What you are asked to do = Can you retype every record below exactly as written?

Data records =
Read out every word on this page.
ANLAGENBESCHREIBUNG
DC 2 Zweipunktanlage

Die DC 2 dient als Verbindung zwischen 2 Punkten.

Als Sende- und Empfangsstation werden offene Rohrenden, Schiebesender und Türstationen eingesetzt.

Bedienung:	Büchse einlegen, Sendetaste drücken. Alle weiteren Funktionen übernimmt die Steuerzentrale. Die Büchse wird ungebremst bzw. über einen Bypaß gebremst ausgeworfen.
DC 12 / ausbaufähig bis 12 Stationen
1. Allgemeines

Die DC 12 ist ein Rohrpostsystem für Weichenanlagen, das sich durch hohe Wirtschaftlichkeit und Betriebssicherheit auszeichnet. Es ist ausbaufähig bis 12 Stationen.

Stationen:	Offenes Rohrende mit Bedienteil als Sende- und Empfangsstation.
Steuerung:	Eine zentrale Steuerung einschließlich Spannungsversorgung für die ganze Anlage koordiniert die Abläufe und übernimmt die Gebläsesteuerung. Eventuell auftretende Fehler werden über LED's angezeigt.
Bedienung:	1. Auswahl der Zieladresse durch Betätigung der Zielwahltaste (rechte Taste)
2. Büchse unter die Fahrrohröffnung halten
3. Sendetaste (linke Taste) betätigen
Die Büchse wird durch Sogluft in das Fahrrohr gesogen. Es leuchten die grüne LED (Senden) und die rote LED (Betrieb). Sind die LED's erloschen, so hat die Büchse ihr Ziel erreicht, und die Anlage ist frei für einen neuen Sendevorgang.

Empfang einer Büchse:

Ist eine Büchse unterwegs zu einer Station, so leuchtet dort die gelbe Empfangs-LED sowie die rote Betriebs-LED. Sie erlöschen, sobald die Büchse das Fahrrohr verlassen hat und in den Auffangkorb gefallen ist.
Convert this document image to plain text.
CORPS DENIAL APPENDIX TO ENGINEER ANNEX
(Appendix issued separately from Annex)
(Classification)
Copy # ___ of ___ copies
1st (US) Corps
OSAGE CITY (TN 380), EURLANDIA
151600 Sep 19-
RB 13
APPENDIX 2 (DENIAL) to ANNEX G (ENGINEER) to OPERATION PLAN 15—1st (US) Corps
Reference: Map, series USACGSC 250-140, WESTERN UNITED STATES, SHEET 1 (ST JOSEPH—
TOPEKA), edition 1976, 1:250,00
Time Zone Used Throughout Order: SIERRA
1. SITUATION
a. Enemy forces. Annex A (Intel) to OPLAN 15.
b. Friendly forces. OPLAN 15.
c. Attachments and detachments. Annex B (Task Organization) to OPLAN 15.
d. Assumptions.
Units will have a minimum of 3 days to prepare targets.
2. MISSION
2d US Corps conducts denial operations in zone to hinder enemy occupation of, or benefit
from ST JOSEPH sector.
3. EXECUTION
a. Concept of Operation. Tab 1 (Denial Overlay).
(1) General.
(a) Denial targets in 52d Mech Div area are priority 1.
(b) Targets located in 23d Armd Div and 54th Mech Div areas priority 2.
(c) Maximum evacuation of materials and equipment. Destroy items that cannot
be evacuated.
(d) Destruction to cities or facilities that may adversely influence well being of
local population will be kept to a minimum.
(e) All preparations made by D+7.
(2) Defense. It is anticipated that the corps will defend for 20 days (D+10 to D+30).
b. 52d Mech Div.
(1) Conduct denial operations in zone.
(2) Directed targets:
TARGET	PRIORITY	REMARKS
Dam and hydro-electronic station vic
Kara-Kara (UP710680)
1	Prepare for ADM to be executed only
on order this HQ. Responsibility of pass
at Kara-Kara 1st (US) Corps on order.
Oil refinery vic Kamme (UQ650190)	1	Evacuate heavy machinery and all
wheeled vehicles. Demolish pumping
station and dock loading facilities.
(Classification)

Task response =
Read out every word on this page.
ANLAGENBESCHREIBUNG
DC 2 Zweipunktanlage

Die DC 2 dient als Verbindung zwischen 2 Punkten.

Als Sende- und Empfangsstation werden offene Rohrenden, Schiebesender und Türstationen eingesetzt.

Bedienung:	Büchse einlegen, Sendetaste drücken. Alle weiteren Funktionen übernimmt die Steuerzentrale. Die Büchse wird ungebremst bzw. über einen Bypaß gebremst ausgeworfen.
DC 12 / ausbaufähig bis 12 Stationen
1. Allgemeines

Die DC 12 ist ein Rohrpostsystem für Weichenanlagen, das sich durch hohe Wirtschaftlichkeit und Betriebssicherheit auszeichnet. Es ist ausbaufähig bis 12 Stationen.

Stationen:	Offenes Rohrende mit Bedienteil als Sende- und Empfangsstation.
Steuerung:	Eine zentrale Steuerung einschließlich Spannungsversorgung für die ganze Anlage koordiniert die Abläufe und übernimmt die Gebläsesteuerung. Eventuell auftretende Fehler werden über LED's angezeigt.
Bedienung:	1. Auswahl der Zieladresse durch Betätigung der Zielwahltaste (rechte Taste)
2. Büchse unter die Fahrrohröffnung halten
3. Sendetaste (linke Taste) betätigen
Die Büchse wird durch Sogluft in das Fahrrohr gesogen. Es leuchten die grüne LED (Senden) und die rote LED (Betrieb). Sind die LED's erloschen, so hat die Büchse ihr Ziel erreicht, und die Anlage ist frei für einen neuen Sendevorgang.

Empfang einer Büchse:

Ist eine Büchse unterwegs zu einer Station, so leuchtet dort die gelbe Empfangs-LED sowie die rote Betriebs-LED. Sie erlöschen, sobald die Büchse das Fahrrohr verlassen hat und in den Auffangkorb gefallen ist.
Convert this document image to plain text.
CORPS DENIAL APPENDIX TO ENGINEER ANNEX
(Appendix issued separately from Annex)
(Classification)
Copy # ___ of ___ copies
1st (US) Corps
OSAGE CITY (TN 380), EURLANDIA
151600 Sep 19-
RB 13
APPENDIX 2 (DENIAL) to ANNEX G (ENGINEER) to OPERATION PLAN 15—1st (US) Corps
Reference: Map, series USACGSC 250-140, WESTERN UNITED STATES, SHEET 1 (ST JOSEPH—
TOPEKA), edition 1976, 1:250,00
Time Zone Used Throughout Order: SIERRA
1. SITUATION
a. Enemy forces. Annex A (Intel) to OPLAN 15.
b. Friendly forces. OPLAN 15.
c. Attachments and detachments. Annex B (Task Organization) to OPLAN 15.
d. Assumptions.
Units will have a minimum of 3 days to prepare targets.
2. MISSION
2d US Corps conducts denial operations in zone to hinder enemy occupation of, or benefit
from ST JOSEPH sector.
3. EXECUTION
a. Concept of Operation. Tab 1 (Denial Overlay).
(1) General.
(a) Denial targets in 52d Mech Div area are priority 1.
(b) Targets located in 23d Armd Div and 54th Mech Div areas priority 2.
(c) Maximum evacuation of materials and equipment. Destroy items that cannot
be evacuated.
(d) Destruction to cities or facilities that may adversely influence well being of
local population will be kept to a minimum.
(e) All preparations made by D+7.
(2) Defense. It is anticipated that the corps will defend for 20 days (D+10 to D+30).
b. 52d Mech Div.
(1) Conduct denial operations in zone.
(2) Directed targets:
TARGET	PRIORITY	REMARKS
Dam and hydro-electronic station vic
Kara-Kara (UP710680)
1	Prepare for ADM to be executed only
on order this HQ. Responsibility of pass
at Kara-Kara 1st (US) Corps on order.
Oil refinery vic Kamme (UQ650190)	1	Evacuate heavy machinery and all
wheeled vehicles. Demolish pumping
station and dock loading facilities.
(Classification)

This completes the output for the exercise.